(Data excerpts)
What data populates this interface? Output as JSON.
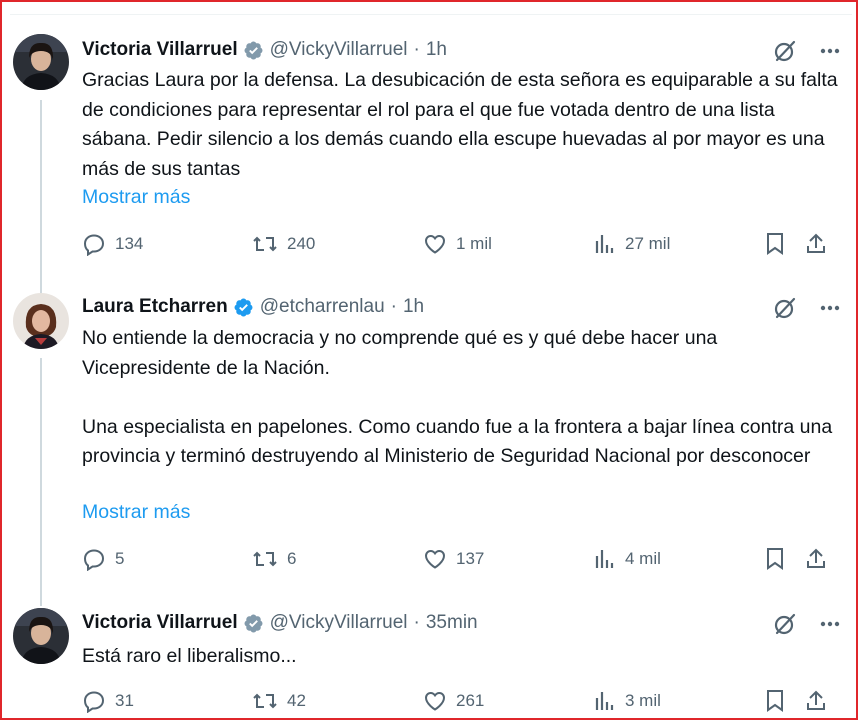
{
  "tweets": [
    {
      "name": "Victoria Villarruel",
      "handle": "@VickyVillarruel",
      "time": "1h",
      "text": "Gracias Laura por la defensa. La desubicación de esta señora es equiparable a su falta de condiciones para representar el rol para el que fue votada dentro de una lista sábana. Pedir silencio a los demás cuando ella escupe huevadas al por mayor es una más de sus tantas",
      "show_more": "Mostrar más",
      "replies": "134",
      "reposts": "240",
      "likes": "1 mil",
      "views": "27 mil",
      "badge_color": "#829aab"
    },
    {
      "name": "Laura Etcharren",
      "handle": "@etcharrenlau",
      "time": "1h",
      "text": "No entiende la democracia y no comprende qué es y qué debe hacer una Vicepresidente de la Nación.\n\nUna especialista en papelones. Como cuando fue a la frontera a bajar línea contra una provincia y terminó destruyendo al Ministerio de Seguridad Nacional por desconocer",
      "show_more": "Mostrar más",
      "replies": "5",
      "reposts": "6",
      "likes": "137",
      "views": "4 mil",
      "badge_color": "#1d9bf0"
    },
    {
      "name": "Victoria Villarruel",
      "handle": "@VickyVillarruel",
      "time": "35min",
      "text": "Está raro el liberalismo...",
      "replies": "31",
      "reposts": "42",
      "likes": "261",
      "views": "3 mil",
      "badge_color": "#829aab"
    }
  ],
  "colors": {
    "link": "#1d9bf0",
    "muted": "#536471",
    "frame": "#e0262b",
    "thread": "#cfd9de"
  }
}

**Written request:**
Output a faithful copy of the data, with each picture left out.

**Output for this exercise:**
What data populates this interface? Output as JSON.
{
  "tweets": [
    {
      "name": "Victoria Villarruel",
      "handle": "@VickyVillarruel",
      "time": "1h",
      "text": "Gracias Laura por la defensa. La desubicación de esta señora es equiparable a su falta de condiciones para representar el rol para el que fue votada dentro de una lista sábana. Pedir silencio a los demás cuando ella escupe huevadas al por mayor es una más de sus tantas",
      "show_more": "Mostrar más",
      "replies": "134",
      "reposts": "240",
      "likes": "1 mil",
      "views": "27 mil",
      "badge_color": "#829aab"
    },
    {
      "name": "Laura Etcharren",
      "handle": "@etcharrenlau",
      "time": "1h",
      "text": "No entiende la democracia y no comprende qué es y qué debe hacer una Vicepresidente de la Nación.\n\nUna especialista en papelones. Como cuando fue a la frontera a bajar línea contra una provincia y terminó destruyendo al Ministerio de Seguridad Nacional por desconocer",
      "show_more": "Mostrar más",
      "replies": "5",
      "reposts": "6",
      "likes": "137",
      "views": "4 mil",
      "badge_color": "#1d9bf0"
    },
    {
      "name": "Victoria Villarruel",
      "handle": "@VickyVillarruel",
      "time": "35min",
      "text": "Está raro el liberalismo...",
      "replies": "31",
      "reposts": "42",
      "likes": "261",
      "views": "3 mil",
      "badge_color": "#829aab"
    }
  ],
  "colors": {
    "link": "#1d9bf0",
    "muted": "#536471",
    "frame": "#e0262b",
    "thread": "#cfd9de"
  }
}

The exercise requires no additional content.